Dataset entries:

--*--

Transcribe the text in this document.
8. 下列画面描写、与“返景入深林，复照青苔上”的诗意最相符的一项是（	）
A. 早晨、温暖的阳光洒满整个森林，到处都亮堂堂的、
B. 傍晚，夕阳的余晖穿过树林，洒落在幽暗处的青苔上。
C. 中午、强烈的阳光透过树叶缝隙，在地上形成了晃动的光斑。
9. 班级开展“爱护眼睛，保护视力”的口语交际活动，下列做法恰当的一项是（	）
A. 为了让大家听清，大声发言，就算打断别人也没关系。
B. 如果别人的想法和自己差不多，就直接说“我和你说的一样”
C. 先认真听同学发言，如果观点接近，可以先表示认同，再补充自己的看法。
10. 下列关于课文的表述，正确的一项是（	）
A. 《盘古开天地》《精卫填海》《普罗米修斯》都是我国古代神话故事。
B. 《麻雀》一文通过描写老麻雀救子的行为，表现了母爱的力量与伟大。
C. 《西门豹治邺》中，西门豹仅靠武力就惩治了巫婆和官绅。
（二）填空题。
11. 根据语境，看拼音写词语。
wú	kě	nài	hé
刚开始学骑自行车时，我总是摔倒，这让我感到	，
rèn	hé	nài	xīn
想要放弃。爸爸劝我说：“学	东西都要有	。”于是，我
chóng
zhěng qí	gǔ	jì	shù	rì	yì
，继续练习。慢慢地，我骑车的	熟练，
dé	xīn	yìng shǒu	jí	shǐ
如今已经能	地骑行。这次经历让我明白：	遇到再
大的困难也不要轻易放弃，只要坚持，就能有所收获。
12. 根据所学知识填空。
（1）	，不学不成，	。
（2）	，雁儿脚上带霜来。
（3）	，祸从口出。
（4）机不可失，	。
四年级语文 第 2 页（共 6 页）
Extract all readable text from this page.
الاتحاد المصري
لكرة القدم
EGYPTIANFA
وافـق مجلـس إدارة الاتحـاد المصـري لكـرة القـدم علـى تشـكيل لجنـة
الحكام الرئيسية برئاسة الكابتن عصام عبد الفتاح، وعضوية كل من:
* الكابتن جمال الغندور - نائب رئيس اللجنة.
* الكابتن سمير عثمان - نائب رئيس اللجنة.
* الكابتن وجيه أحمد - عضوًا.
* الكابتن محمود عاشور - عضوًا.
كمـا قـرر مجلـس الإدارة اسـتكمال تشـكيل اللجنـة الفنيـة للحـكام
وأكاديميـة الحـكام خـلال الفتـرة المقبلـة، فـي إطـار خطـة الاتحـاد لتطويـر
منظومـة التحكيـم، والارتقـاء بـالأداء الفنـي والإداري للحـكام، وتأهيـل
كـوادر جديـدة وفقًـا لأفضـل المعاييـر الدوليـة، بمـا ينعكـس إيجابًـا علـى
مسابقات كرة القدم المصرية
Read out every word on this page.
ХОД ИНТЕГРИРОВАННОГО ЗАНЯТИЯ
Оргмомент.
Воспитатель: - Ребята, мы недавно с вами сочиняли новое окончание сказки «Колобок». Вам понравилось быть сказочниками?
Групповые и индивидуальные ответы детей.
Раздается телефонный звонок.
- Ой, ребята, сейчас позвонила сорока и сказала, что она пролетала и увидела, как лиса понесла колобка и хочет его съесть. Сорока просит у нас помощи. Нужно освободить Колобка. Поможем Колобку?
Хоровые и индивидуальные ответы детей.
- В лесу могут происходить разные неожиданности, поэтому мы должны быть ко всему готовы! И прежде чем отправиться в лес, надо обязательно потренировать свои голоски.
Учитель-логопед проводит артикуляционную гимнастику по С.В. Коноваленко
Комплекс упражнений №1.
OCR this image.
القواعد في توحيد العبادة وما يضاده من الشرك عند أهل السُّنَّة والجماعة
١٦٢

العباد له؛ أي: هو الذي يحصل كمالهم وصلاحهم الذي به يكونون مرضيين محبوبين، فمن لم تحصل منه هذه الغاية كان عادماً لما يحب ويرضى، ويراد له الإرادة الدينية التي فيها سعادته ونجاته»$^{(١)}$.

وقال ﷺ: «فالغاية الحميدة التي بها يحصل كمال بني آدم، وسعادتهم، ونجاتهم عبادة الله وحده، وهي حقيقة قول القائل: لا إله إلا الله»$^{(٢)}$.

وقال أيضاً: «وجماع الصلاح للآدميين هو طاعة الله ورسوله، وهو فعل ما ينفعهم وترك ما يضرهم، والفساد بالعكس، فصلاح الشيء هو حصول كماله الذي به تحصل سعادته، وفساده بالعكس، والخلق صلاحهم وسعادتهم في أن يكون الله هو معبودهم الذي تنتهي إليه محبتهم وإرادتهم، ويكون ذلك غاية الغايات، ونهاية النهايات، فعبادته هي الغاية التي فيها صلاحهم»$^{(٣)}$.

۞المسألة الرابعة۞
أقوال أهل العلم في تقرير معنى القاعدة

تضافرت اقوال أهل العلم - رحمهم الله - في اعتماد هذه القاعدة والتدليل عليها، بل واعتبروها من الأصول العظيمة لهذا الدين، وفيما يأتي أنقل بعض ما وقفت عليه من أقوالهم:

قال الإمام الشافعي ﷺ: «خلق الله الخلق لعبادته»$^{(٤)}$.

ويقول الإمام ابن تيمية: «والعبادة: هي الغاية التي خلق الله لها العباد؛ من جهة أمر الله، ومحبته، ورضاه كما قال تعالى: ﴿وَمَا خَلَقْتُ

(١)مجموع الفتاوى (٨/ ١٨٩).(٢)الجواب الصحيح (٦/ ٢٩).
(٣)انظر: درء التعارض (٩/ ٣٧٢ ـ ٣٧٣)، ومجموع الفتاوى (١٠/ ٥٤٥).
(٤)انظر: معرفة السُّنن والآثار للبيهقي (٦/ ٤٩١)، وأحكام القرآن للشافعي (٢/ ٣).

--*--

[Work to complete]
Check each line of the data above for the word "القاعدة" and say how many lines have it. Give the number alone.

[Full output]
2